**MATERIAL PROVIDED**
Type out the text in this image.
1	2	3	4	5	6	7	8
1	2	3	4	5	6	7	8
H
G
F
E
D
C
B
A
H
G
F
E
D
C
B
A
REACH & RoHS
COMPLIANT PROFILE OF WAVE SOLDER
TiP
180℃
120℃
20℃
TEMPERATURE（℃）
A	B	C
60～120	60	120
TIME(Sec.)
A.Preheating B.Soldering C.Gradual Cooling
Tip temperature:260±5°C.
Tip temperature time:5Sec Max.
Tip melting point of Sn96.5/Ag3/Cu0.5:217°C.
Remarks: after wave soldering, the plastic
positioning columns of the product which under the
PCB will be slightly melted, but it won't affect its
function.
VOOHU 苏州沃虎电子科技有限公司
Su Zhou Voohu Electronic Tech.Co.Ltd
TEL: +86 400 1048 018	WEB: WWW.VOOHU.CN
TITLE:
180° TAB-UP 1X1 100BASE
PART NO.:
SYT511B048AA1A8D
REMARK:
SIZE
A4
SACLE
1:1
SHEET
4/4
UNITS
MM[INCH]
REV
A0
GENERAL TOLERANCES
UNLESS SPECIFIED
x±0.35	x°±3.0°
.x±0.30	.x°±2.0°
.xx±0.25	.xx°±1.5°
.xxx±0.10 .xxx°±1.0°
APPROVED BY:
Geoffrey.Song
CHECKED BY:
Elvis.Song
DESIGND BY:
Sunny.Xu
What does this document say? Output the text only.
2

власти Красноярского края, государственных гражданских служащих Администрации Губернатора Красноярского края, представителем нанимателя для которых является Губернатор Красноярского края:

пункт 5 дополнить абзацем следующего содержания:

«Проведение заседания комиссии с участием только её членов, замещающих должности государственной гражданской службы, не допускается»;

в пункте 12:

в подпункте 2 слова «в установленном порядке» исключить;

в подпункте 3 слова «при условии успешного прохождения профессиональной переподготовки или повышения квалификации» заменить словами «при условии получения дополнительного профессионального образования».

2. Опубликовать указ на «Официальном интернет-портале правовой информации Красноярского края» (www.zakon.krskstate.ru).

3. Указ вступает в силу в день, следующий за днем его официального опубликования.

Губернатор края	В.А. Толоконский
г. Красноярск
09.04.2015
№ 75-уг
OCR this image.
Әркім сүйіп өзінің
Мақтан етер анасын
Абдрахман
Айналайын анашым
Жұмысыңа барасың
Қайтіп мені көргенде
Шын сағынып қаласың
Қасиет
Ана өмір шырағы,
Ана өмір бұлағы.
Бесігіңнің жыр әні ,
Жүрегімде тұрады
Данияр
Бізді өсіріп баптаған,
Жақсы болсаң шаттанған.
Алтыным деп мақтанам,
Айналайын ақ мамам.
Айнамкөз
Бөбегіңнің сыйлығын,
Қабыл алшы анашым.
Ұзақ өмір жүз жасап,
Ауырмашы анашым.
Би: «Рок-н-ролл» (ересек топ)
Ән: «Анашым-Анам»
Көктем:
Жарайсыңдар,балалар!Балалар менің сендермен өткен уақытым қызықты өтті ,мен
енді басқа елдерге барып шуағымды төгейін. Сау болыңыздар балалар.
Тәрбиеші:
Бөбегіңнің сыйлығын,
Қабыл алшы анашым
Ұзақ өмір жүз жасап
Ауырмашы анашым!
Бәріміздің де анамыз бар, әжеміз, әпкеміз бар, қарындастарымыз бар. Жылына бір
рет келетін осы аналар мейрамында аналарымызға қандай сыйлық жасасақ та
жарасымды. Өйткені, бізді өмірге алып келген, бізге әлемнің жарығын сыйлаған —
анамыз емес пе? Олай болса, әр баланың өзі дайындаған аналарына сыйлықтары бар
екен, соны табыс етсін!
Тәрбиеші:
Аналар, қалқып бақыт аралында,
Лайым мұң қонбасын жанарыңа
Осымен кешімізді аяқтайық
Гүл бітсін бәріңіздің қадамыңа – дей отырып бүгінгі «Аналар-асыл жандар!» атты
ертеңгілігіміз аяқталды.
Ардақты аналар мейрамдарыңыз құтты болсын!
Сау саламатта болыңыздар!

**DO THIS**
Make an exact copy of the records.

**EXERCISE SOLUTION**
Type out the text in this image.
1	2	3	4	5	6	7	8
1	2	3	4	5	6	7	8
H
G
F
E
D
C
B
A
H
G
F
E
D
C
B
A
REACH & RoHS
COMPLIANT PROFILE OF WAVE SOLDER
TiP
180℃
120℃
20℃
TEMPERATURE（℃）
A	B	C
60～120	60	120
TIME(Sec.)
A.Preheating B.Soldering C.Gradual Cooling
Tip temperature:260±5°C.
Tip temperature time:5Sec Max.
Tip melting point of Sn96.5/Ag3/Cu0.5:217°C.
Remarks: after wave soldering, the plastic
positioning columns of the product which under the
PCB will be slightly melted, but it won't affect its
function.
VOOHU 苏州沃虎电子科技有限公司
Su Zhou Voohu Electronic Tech.Co.Ltd
TEL: +86 400 1048 018	WEB: WWW.VOOHU.CN
TITLE:
180° TAB-UP 1X1 100BASE
PART NO.:
SYT511B048AA1A8D
REMARK:
SIZE
A4
SACLE
1:1
SHEET
4/4
UNITS
MM[INCH]
REV
A0
GENERAL TOLERANCES
UNLESS SPECIFIED
x±0.35	x°±3.0°
.x±0.30	.x°±2.0°
.xx±0.25	.xx°±1.5°
.xxx±0.10 .xxx°±1.0°
APPROVED BY:
Geoffrey.Song
CHECKED BY:
Elvis.Song
DESIGND BY:
Sunny.Xu
What does this document say? Output the text only.
2

власти Красноярского края, государственных гражданских служащих Администрации Губернатора Красноярского края, представителем нанимателя для которых является Губернатор Красноярского края:

пункт 5 дополнить абзацем следующего содержания:

«Проведение заседания комиссии с участием только её членов, замещающих должности государственной гражданской службы, не допускается»;

в пункте 12:

в подпункте 2 слова «в установленном порядке» исключить;

в подпункте 3 слова «при условии успешного прохождения профессиональной переподготовки или повышения квалификации» заменить словами «при условии получения дополнительного профессионального образования».

2. Опубликовать указ на «Официальном интернет-портале правовой информации Красноярского края» (www.zakon.krskstate.ru).

3. Указ вступает в силу в день, следующий за днем его официального опубликования.

Губернатор края	В.А. Толоконский
г. Красноярск
09.04.2015
№ 75-уг
OCR this image.
Әркім сүйіп өзінің
Мақтан етер анасын
Абдрахман
Айналайын анашым
Жұмысыңа барасың
Қайтіп мені көргенде
Шын сағынып қаласың
Қасиет
Ана өмір шырағы,
Ана өмір бұлағы.
Бесігіңнің жыр әні ,
Жүрегімде тұрады
Данияр
Бізді өсіріп баптаған,
Жақсы болсаң шаттанған.
Алтыным деп мақтанам,
Айналайын ақ мамам.
Айнамкөз
Бөбегіңнің сыйлығын,
Қабыл алшы анашым.
Ұзақ өмір жүз жасап,
Ауырмашы анашым.
Би: «Рок-н-ролл» (ересек топ)
Ән: «Анашым-Анам»
Көктем:
Жарайсыңдар,балалар!Балалар менің сендермен өткен уақытым қызықты өтті ,мен
енді басқа елдерге барып шуағымды төгейін. Сау болыңыздар балалар.
Тәрбиеші:
Бөбегіңнің сыйлығын,
Қабыл алшы анашым
Ұзақ өмір жүз жасап
Ауырмашы анашым!
Бәріміздің де анамыз бар, әжеміз, әпкеміз бар, қарындастарымыз бар. Жылына бір
рет келетін осы аналар мейрамында аналарымызға қандай сыйлық жасасақ та
жарасымды. Өйткені, бізді өмірге алып келген, бізге әлемнің жарығын сыйлаған —
анамыз емес пе? Олай болса, әр баланың өзі дайындаған аналарына сыйлықтары бар
екен, соны табыс етсін!
Тәрбиеші:
Аналар, қалқып бақыт аралында,
Лайым мұң қонбасын жанарыңа
Осымен кешімізді аяқтайық
Гүл бітсін бәріңіздің қадамыңа – дей отырып бүгінгі «Аналар-асыл жандар!» атты
ертеңгілігіміз аяқталды.
Ардақты аналар мейрамдарыңыз құтты болсын!
Сау саламатта болыңыздар!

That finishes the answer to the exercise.